- WHAT TO PRODUCE
Output all of the data below exactly as given.
<<<<
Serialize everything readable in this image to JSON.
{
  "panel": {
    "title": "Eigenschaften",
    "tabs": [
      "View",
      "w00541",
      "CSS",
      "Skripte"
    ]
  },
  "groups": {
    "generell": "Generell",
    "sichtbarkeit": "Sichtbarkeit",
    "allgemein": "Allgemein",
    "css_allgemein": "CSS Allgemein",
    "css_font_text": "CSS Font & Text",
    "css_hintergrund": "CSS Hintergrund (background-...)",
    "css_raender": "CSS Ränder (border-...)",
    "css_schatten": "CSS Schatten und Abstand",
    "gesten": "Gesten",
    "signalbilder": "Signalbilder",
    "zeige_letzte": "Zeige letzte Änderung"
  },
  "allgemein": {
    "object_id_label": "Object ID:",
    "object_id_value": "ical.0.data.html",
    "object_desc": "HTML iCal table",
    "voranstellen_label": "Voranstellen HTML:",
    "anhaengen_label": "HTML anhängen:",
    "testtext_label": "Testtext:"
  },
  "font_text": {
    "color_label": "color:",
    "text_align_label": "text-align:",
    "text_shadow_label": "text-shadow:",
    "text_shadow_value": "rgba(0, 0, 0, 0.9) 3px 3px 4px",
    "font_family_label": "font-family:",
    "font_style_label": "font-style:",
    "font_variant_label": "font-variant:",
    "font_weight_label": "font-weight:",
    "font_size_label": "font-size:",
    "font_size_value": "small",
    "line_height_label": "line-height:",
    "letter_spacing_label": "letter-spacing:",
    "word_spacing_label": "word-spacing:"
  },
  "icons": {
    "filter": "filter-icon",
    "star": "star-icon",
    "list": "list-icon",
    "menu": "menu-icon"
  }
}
>>>>
- SOLUTION
Serialize everything readable in this image to JSON.
{
  "panel": {
    "title": "Eigenschaften",
    "tabs": [
      "View",
      "w00541",
      "CSS",
      "Skripte"
    ]
  },
  "groups": {
    "generell": "Generell",
    "sichtbarkeit": "Sichtbarkeit",
    "allgemein": "Allgemein",
    "css_allgemein": "CSS Allgemein",
    "css_font_text": "CSS Font & Text",
    "css_hintergrund": "CSS Hintergrund (background-...)",
    "css_raender": "CSS Ränder (border-...)",
    "css_schatten": "CSS Schatten und Abstand",
    "gesten": "Gesten",
    "signalbilder": "Signalbilder",
    "zeige_letzte": "Zeige letzte Änderung"
  },
  "allgemein": {
    "object_id_label": "Object ID:",
    "object_id_value": "ical.0.data.html",
    "object_desc": "HTML iCal table",
    "voranstellen_label": "Voranstellen HTML:",
    "anhaengen_label": "HTML anhängen:",
    "testtext_label": "Testtext:"
  },
  "font_text": {
    "color_label": "color:",
    "text_align_label": "text-align:",
    "text_shadow_label": "text-shadow:",
    "text_shadow_value": "rgba(0, 0, 0, 0.9) 3px 3px 4px",
    "font_family_label": "font-family:",
    "font_style_label": "font-style:",
    "font_variant_label": "font-variant:",
    "font_weight_label": "font-weight:",
    "font_size_label": "font-size:",
    "font_size_value": "small",
    "line_height_label": "line-height:",
    "letter_spacing_label": "letter-spacing:",
    "word_spacing_label": "word-spacing:"
  },
  "icons": {
    "filter": "filter-icon",
    "star": "star-icon",
    "list": "list-icon",
    "menu": "menu-icon"
  }
}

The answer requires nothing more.